What is expected: Everything from the line that contains "Transcribe this image's" through the final line of the records below should be quoted exactly, except the pictures.

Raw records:
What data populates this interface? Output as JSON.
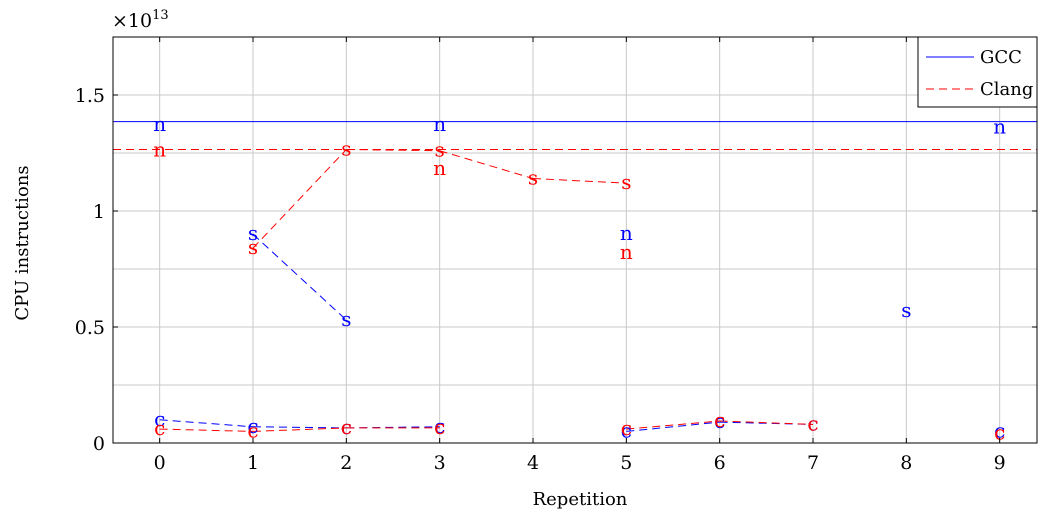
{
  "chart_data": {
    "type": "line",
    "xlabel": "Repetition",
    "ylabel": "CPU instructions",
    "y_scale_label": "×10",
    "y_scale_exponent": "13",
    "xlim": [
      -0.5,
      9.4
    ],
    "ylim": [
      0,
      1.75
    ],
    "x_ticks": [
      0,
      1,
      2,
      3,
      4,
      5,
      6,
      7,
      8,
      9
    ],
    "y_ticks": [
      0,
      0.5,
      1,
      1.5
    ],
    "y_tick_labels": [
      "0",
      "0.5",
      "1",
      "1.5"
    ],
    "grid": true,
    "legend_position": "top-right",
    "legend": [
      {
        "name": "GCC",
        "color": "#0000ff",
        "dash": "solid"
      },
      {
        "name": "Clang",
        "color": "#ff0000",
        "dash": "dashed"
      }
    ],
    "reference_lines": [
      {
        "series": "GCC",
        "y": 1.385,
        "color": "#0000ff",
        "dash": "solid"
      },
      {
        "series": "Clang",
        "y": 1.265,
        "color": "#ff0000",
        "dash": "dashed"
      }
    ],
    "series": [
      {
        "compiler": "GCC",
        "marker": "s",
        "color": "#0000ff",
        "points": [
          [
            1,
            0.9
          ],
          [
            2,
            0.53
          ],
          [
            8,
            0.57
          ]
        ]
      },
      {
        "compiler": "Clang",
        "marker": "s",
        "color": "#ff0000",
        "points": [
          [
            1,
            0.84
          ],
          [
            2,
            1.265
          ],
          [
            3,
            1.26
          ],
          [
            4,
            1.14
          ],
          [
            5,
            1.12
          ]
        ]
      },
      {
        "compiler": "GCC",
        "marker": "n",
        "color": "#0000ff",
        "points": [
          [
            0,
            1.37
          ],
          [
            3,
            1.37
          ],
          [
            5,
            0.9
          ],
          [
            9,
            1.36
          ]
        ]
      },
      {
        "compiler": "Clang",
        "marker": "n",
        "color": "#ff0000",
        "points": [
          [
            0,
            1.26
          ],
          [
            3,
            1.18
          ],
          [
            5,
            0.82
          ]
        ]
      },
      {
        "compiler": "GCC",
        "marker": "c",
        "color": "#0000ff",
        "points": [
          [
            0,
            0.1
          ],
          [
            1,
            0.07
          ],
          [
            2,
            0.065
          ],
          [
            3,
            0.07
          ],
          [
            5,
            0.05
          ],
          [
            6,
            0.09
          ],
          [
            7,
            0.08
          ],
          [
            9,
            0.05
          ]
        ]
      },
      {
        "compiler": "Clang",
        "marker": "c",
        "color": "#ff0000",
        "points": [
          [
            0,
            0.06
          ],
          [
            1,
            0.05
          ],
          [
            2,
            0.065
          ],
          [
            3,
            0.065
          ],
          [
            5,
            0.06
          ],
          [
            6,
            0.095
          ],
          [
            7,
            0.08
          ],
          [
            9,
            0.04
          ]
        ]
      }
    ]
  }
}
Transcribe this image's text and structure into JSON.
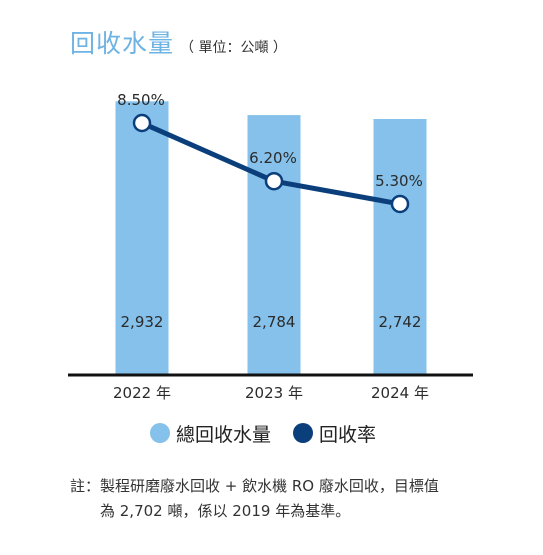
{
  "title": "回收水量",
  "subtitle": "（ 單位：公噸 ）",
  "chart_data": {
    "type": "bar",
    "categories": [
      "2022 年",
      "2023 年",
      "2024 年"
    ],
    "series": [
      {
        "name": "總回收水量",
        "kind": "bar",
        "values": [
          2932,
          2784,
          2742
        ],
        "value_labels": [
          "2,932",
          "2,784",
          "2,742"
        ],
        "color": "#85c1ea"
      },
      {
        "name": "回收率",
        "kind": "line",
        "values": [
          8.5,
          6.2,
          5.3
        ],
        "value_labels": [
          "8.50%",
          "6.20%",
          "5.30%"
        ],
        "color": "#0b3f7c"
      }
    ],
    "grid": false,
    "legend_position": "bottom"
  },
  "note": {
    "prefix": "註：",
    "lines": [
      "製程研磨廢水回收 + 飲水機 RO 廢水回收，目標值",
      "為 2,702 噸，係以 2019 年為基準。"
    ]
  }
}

Full output:
Transcribe this image's text and structure into JSON.
{
  "title": "回收水量",
  "subtitle": "（ 單位：公噸 ）",
  "chart_data": {
    "type": "bar",
    "categories": [
      "2022 年",
      "2023 年",
      "2024 年"
    ],
    "series": [
      {
        "name": "總回收水量",
        "kind": "bar",
        "values": [
          2932,
          2784,
          2742
        ],
        "value_labels": [
          "2,932",
          "2,784",
          "2,742"
        ],
        "color": "#85c1ea"
      },
      {
        "name": "回收率",
        "kind": "line",
        "values": [
          8.5,
          6.2,
          5.3
        ],
        "value_labels": [
          "8.50%",
          "6.20%",
          "5.30%"
        ],
        "color": "#0b3f7c"
      }
    ],
    "grid": false,
    "legend_position": "bottom"
  },
  "note": {
    "prefix": "註：",
    "lines": [
      "製程研磨廢水回收 + 飲水機 RO 廢水回收，目標值",
      "為 2,702 噸，係以 2019 年為基準。"
    ]
  }
}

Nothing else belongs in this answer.